● The task: Search the listing for the string "conversion" and copy every line that contains it.

● Input records:
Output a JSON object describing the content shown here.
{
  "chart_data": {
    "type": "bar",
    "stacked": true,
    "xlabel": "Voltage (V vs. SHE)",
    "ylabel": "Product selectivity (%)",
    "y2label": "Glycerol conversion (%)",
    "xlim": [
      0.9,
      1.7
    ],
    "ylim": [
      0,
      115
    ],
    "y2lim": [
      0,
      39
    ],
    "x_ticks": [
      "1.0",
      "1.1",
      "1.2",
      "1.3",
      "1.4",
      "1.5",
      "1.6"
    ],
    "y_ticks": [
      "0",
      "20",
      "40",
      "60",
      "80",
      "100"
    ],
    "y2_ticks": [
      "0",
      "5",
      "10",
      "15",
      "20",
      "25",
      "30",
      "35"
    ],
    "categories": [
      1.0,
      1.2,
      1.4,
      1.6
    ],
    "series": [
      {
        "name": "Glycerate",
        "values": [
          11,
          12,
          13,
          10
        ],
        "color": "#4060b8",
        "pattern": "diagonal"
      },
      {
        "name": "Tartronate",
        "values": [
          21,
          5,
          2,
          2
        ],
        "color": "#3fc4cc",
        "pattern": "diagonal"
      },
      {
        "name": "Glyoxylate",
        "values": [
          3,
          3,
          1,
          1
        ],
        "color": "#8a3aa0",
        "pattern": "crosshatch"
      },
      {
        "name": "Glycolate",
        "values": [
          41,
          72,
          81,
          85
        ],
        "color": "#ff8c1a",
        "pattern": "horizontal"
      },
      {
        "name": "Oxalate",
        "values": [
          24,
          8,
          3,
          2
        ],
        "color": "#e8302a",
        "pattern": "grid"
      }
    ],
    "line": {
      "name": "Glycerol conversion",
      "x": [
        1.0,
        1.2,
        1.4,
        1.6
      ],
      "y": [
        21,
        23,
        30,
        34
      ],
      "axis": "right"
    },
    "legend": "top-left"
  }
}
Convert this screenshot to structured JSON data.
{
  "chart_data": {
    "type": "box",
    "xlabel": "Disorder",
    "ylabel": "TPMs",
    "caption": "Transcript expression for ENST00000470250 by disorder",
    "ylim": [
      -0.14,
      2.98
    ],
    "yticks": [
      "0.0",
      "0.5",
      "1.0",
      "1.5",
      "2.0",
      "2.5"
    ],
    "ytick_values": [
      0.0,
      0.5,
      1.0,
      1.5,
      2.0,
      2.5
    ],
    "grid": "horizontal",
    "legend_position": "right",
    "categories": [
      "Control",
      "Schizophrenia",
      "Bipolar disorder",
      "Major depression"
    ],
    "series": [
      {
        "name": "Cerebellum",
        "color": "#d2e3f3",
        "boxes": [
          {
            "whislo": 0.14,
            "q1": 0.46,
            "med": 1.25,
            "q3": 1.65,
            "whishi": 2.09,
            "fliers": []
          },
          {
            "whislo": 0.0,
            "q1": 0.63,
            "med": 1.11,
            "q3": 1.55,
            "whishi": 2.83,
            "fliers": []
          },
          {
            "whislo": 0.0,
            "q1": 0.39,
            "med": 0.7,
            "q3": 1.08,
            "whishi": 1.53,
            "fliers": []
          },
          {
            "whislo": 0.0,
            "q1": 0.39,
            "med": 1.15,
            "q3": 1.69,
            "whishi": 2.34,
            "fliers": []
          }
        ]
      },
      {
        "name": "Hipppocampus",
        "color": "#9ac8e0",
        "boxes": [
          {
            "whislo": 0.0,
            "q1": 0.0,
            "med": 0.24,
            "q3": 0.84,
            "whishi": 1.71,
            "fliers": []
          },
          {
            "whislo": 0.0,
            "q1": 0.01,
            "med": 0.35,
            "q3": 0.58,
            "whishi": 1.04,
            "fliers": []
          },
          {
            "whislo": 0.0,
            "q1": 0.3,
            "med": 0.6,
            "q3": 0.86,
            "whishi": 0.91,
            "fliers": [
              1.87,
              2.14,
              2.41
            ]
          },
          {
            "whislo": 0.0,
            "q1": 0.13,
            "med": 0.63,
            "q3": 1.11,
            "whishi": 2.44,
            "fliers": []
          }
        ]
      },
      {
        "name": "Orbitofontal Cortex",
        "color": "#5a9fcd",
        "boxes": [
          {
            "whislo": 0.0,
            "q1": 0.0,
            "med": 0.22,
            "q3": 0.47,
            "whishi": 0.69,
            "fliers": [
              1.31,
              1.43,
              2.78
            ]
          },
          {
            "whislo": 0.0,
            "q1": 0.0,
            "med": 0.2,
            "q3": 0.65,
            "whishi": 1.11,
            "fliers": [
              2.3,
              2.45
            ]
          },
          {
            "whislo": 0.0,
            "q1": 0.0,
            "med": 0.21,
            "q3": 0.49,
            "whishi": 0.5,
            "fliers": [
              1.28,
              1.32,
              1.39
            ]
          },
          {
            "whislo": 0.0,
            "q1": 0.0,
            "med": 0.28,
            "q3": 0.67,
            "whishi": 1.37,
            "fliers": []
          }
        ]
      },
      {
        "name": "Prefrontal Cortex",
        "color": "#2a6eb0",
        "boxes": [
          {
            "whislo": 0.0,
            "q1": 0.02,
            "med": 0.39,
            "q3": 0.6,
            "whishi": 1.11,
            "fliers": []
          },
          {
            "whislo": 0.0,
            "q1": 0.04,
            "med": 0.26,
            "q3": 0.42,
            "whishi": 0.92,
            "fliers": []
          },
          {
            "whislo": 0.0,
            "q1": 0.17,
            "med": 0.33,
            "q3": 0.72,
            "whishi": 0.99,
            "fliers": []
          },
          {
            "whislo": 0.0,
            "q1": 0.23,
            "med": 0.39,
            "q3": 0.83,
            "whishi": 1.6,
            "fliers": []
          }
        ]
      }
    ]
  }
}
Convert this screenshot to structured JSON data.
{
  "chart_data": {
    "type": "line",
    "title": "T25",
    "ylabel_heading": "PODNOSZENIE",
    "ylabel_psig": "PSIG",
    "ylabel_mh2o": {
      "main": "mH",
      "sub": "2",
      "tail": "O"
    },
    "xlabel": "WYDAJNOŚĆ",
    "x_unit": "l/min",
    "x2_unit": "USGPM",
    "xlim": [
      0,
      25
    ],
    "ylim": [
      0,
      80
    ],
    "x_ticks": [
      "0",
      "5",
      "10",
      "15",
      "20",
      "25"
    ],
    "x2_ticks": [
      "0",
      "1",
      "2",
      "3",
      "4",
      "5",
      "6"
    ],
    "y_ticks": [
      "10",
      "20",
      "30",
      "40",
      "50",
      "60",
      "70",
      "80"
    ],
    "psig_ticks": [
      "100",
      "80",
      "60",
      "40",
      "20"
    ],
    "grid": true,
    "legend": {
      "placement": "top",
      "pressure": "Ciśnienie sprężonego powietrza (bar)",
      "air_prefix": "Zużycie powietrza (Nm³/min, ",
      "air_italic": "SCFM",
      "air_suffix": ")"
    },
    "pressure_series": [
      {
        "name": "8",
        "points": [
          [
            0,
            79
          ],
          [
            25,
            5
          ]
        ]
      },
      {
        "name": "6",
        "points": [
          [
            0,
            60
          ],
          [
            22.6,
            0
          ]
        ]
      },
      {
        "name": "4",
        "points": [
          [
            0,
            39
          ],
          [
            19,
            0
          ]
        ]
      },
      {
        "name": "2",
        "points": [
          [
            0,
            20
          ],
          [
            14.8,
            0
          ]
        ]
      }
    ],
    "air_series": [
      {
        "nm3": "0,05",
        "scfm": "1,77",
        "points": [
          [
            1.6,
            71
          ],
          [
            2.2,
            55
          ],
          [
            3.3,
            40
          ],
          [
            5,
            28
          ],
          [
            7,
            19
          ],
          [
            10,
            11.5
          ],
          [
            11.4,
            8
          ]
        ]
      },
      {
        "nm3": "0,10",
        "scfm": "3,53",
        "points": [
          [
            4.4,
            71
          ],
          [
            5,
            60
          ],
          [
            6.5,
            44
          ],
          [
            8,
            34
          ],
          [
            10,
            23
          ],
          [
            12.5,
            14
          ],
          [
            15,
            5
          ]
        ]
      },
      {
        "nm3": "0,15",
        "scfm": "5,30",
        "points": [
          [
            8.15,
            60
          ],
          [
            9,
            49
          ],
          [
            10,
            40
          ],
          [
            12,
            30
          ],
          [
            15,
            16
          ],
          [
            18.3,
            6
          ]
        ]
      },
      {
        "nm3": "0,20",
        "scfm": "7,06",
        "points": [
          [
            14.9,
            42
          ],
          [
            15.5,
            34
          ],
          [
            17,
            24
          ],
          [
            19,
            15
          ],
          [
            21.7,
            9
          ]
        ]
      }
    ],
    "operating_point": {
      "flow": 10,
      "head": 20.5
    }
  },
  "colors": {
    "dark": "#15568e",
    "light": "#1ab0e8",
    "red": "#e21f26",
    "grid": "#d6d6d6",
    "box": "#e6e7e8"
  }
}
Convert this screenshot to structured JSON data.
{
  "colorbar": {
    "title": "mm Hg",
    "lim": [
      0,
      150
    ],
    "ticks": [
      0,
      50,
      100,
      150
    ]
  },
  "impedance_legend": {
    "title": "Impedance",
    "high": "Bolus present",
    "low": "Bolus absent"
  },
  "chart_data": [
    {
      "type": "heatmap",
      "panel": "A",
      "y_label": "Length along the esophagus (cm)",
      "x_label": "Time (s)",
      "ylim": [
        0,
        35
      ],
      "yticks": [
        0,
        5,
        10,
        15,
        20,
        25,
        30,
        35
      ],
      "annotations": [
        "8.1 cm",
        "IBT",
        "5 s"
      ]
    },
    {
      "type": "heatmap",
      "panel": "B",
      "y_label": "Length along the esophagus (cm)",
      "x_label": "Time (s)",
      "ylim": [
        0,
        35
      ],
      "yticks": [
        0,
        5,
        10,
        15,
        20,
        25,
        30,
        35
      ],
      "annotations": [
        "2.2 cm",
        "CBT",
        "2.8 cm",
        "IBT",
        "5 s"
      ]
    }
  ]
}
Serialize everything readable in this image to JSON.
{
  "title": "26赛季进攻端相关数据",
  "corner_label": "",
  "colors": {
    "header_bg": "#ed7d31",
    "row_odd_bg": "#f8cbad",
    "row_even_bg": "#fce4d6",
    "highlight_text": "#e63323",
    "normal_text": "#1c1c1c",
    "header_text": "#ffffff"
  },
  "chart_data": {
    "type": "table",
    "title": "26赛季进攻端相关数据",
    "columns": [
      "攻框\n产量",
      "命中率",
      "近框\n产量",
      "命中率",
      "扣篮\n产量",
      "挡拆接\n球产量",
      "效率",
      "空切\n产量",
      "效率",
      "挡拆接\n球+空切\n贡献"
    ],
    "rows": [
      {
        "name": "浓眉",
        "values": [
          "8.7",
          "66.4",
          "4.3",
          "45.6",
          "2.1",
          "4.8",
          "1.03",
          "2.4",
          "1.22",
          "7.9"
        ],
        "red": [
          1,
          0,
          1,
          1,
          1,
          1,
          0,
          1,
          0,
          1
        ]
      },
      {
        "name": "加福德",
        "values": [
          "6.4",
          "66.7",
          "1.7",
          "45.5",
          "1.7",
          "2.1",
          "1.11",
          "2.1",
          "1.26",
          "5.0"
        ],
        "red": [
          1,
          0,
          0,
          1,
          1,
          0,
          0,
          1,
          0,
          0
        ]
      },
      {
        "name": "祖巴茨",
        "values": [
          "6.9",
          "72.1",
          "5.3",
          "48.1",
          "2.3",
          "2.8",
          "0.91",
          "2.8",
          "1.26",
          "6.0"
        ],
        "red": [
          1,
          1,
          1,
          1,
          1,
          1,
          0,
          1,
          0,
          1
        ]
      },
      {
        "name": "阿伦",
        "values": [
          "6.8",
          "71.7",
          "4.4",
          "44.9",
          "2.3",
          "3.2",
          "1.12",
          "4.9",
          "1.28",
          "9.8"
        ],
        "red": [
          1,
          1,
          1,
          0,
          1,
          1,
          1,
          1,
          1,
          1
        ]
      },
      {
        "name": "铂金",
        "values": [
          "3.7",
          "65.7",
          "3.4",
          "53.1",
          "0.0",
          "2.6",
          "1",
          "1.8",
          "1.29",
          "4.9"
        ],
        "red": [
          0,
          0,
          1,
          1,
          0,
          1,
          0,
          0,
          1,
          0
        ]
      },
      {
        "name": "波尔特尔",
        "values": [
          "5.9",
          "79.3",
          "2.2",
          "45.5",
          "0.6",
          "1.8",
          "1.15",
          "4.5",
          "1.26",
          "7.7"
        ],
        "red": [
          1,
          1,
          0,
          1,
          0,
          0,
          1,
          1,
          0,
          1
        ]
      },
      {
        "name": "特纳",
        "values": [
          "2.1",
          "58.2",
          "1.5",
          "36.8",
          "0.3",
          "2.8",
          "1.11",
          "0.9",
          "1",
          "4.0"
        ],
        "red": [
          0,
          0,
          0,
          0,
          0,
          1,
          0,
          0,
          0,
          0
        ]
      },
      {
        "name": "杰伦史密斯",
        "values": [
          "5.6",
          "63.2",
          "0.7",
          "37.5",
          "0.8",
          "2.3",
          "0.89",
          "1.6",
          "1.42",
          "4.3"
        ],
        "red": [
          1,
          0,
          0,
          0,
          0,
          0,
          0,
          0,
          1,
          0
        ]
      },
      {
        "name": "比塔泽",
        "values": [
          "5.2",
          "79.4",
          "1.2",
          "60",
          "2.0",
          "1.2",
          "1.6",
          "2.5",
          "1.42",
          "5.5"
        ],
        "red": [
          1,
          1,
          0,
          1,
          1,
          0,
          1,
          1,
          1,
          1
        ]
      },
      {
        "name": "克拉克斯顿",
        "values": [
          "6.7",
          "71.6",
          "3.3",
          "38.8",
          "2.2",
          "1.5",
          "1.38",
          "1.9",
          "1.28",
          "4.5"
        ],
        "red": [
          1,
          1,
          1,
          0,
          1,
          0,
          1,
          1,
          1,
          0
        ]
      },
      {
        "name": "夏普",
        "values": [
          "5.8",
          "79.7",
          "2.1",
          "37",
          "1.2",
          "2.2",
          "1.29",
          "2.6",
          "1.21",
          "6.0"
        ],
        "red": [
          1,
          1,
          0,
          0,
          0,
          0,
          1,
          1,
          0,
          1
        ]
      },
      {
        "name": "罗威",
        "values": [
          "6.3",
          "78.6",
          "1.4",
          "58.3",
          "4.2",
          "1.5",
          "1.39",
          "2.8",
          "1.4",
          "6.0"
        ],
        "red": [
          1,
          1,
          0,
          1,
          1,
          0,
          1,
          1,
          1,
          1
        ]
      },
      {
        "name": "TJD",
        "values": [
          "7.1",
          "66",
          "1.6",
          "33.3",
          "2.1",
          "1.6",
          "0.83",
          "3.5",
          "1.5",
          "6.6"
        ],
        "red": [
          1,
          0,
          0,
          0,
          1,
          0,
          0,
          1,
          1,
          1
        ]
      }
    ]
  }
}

● Complete response:
    "y2label": "Glycerol conversion (%)",
      "name": "Glycerol conversion",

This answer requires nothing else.